* _WRITTEN INSTRUCTION_
Work through the data below and give the number of lines holding "الله", nothing more.

-- start DATA LISTING --

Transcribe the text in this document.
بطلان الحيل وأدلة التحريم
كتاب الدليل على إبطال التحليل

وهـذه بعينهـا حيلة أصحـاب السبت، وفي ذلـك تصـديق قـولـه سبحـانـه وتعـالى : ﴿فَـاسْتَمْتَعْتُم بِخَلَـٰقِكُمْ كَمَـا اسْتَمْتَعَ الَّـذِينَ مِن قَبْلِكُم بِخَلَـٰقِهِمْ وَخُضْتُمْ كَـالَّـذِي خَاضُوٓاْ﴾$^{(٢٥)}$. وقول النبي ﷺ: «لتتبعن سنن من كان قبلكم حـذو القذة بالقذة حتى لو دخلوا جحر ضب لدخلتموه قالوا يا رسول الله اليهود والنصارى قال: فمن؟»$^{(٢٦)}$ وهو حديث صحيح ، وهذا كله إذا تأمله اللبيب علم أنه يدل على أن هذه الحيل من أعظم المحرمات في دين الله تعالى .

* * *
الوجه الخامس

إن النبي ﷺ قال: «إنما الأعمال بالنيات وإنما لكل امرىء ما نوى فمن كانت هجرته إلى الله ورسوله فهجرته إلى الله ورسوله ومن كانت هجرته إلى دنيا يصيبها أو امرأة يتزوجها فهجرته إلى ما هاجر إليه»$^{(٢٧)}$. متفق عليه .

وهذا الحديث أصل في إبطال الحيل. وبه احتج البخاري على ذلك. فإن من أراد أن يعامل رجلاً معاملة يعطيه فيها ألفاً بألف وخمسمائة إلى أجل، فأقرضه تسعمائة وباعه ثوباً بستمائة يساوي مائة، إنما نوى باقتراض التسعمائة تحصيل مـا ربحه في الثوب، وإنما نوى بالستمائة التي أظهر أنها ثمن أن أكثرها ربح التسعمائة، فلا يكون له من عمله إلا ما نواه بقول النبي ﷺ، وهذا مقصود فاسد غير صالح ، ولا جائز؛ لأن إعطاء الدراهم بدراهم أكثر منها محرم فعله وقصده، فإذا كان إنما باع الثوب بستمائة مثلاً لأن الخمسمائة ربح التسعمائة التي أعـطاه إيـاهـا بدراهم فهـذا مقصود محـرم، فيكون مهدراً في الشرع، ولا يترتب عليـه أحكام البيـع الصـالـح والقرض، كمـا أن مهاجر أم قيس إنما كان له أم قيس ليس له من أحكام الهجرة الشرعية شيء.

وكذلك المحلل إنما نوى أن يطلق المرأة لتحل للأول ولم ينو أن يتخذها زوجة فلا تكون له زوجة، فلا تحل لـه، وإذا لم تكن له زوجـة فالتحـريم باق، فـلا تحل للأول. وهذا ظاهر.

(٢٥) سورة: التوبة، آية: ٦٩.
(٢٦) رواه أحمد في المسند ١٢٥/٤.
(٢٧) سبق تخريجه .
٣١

-- end DATA LISTING --
-- start DATA LISTING --

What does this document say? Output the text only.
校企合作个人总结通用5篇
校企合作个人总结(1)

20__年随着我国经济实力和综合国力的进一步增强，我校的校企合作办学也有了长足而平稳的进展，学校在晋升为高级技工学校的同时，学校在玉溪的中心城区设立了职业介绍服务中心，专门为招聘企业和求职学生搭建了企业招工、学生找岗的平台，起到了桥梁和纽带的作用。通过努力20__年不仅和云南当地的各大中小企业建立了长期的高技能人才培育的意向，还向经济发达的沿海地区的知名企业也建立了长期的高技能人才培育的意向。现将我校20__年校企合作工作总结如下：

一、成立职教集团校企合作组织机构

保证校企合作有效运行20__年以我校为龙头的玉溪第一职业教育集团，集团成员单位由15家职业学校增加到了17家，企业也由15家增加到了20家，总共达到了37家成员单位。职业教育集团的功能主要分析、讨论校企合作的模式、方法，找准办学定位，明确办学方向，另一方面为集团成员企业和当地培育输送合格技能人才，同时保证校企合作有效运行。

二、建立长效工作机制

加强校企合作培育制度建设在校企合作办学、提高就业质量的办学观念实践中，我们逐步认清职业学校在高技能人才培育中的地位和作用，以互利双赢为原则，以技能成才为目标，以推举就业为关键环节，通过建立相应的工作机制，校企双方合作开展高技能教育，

-- end DATA LISTING --
-- start DATA LISTING --

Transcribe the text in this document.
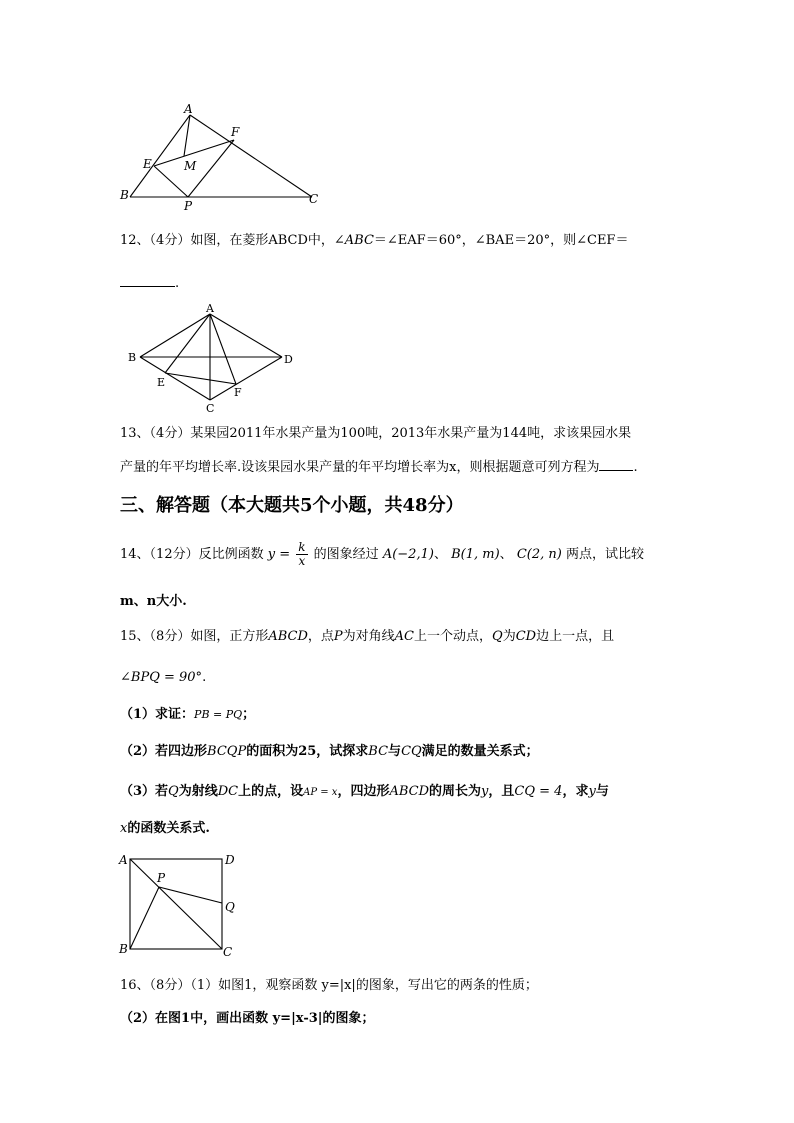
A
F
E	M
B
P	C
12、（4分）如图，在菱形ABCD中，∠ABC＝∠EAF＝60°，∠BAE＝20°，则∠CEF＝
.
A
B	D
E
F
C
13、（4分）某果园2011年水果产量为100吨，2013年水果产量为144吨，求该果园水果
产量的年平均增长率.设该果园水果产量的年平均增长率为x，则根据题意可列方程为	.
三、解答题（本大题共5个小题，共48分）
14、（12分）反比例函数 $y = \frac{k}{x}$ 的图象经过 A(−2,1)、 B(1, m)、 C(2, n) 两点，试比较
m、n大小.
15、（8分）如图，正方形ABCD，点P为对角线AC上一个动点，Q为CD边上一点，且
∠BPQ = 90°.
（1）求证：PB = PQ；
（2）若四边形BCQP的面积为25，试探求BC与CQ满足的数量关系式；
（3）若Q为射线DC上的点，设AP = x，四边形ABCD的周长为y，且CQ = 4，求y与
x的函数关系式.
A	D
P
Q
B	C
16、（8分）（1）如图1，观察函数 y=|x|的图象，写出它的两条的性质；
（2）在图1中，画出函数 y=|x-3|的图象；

-- end DATA LISTING --

* _EXERCISE RESULT_
2